- **Stored dataset items**
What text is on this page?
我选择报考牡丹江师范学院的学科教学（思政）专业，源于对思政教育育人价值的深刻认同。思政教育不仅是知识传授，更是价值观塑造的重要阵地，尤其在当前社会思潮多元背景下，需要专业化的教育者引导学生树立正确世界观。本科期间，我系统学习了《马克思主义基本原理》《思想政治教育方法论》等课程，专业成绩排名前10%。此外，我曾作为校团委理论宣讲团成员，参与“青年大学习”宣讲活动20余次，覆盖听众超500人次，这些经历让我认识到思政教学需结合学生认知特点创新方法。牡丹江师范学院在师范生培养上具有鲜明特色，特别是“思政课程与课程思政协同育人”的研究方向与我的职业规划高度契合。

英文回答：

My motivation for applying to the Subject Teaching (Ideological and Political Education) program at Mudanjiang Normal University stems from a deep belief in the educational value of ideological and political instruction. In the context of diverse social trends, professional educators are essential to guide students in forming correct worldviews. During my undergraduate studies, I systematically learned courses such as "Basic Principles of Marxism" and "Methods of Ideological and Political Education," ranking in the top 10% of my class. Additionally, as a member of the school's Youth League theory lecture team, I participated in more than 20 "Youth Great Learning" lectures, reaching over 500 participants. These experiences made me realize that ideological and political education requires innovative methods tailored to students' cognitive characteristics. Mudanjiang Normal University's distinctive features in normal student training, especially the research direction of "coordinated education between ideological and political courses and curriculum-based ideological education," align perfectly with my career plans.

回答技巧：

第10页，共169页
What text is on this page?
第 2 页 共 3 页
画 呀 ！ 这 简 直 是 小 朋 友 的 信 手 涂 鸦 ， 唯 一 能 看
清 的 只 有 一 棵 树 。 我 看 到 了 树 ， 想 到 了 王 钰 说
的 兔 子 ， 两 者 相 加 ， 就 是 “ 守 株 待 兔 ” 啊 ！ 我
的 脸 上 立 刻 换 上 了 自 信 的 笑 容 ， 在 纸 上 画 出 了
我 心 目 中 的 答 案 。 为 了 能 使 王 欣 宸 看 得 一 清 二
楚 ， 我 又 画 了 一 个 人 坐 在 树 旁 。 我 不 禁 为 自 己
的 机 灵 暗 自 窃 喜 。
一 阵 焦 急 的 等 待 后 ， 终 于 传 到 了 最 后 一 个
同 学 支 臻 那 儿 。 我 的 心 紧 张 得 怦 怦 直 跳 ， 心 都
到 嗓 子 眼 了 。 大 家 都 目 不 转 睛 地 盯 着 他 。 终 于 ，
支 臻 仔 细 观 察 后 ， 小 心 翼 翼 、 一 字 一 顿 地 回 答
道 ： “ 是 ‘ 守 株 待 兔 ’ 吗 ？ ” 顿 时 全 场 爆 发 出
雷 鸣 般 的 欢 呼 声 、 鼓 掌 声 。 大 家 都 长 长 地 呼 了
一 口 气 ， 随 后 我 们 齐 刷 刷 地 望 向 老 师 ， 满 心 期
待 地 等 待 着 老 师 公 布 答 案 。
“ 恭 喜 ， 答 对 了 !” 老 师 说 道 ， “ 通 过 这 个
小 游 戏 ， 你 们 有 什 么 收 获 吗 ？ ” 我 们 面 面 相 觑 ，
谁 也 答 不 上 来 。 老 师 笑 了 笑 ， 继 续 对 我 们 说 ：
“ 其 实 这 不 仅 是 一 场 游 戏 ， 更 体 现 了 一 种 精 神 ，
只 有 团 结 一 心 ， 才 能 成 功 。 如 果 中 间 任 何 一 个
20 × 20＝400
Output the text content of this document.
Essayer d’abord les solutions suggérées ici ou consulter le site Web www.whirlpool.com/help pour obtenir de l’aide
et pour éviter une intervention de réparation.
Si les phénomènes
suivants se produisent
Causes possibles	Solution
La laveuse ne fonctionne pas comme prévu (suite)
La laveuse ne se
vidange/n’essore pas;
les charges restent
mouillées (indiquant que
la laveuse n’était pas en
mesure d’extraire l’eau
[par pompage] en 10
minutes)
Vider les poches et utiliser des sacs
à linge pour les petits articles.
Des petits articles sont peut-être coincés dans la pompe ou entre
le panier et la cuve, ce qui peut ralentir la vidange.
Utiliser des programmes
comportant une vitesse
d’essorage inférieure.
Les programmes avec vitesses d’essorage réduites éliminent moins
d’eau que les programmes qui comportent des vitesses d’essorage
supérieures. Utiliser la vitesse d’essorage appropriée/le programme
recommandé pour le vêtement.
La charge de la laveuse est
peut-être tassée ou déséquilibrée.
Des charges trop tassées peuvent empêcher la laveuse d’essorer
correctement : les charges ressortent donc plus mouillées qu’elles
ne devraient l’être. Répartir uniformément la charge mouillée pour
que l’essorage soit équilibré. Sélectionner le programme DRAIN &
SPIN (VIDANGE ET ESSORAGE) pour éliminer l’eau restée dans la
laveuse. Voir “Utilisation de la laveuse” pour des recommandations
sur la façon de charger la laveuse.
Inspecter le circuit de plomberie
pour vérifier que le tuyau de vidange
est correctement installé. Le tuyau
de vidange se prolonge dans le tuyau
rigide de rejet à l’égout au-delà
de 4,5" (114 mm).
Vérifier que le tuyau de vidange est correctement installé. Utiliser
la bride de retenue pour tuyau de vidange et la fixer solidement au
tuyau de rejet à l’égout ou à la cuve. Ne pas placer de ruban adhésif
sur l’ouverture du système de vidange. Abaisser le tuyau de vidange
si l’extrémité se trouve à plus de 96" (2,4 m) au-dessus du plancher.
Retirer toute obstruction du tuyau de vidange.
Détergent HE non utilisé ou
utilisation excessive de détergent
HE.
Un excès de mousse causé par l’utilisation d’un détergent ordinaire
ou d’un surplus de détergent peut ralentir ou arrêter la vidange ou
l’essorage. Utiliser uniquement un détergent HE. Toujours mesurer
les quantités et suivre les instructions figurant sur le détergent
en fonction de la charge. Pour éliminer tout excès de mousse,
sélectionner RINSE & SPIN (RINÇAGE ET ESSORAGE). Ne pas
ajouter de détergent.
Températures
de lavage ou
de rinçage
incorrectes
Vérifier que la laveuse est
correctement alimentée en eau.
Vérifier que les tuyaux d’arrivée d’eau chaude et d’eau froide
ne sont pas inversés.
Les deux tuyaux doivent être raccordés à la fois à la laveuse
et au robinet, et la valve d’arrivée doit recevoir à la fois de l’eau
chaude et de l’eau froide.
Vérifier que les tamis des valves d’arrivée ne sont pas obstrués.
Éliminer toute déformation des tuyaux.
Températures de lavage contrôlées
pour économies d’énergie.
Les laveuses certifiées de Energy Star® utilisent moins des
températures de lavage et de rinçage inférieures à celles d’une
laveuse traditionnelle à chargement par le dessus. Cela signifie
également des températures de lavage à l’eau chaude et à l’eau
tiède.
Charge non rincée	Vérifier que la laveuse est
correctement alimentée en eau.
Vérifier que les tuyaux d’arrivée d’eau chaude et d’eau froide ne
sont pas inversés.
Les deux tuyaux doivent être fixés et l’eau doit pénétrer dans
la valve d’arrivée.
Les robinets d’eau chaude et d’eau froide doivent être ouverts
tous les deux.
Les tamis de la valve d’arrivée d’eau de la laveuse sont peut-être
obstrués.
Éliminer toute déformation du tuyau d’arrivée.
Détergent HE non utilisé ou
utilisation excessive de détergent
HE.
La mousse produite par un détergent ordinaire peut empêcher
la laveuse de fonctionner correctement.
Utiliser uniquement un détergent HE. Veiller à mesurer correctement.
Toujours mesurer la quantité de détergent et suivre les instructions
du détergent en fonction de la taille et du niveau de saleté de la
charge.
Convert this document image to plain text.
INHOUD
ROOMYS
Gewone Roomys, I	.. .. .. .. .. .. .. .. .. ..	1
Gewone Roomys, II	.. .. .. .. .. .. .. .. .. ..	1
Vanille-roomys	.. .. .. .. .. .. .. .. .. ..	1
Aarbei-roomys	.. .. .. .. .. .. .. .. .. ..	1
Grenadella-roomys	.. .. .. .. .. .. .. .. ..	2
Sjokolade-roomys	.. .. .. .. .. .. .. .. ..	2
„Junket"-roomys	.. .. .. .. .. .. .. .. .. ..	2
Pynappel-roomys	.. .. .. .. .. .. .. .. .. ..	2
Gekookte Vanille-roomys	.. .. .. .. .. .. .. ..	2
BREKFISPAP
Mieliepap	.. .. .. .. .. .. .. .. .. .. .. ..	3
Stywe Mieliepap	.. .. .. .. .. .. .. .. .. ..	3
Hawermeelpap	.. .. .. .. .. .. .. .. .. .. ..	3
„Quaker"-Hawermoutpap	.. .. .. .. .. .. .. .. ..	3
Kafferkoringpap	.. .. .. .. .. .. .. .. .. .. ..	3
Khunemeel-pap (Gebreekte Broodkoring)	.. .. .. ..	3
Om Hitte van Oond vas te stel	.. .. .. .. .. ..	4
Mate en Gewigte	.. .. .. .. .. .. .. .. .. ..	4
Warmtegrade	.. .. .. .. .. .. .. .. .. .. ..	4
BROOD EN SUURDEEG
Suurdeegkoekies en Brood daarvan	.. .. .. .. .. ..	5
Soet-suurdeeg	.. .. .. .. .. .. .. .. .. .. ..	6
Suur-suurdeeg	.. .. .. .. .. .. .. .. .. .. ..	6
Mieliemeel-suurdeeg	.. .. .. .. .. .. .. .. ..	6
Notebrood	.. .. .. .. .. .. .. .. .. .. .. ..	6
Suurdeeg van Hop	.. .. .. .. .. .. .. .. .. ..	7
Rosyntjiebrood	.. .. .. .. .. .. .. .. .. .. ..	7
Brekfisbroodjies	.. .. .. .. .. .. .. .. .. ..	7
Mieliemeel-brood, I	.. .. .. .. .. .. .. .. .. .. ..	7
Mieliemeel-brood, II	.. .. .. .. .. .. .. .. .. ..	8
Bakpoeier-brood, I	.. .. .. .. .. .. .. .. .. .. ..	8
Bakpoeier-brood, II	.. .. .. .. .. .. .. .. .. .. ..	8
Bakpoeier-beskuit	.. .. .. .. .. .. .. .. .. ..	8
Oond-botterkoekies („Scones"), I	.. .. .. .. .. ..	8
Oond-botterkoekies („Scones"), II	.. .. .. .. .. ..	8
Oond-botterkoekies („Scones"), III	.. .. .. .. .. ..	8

- **Task brief**
Pull out each line of the listing that holds the string "Bakpoeier".

- **Answer for this exercise**
Bakpoeier-brood, I	.. .. .. .. .. .. .. .. .. .. ..	8
Bakpoeier-brood, II	.. .. .. .. .. .. .. .. .. .. ..	8
Bakpoeier-beskuit	.. .. .. .. .. .. .. .. .. ..	8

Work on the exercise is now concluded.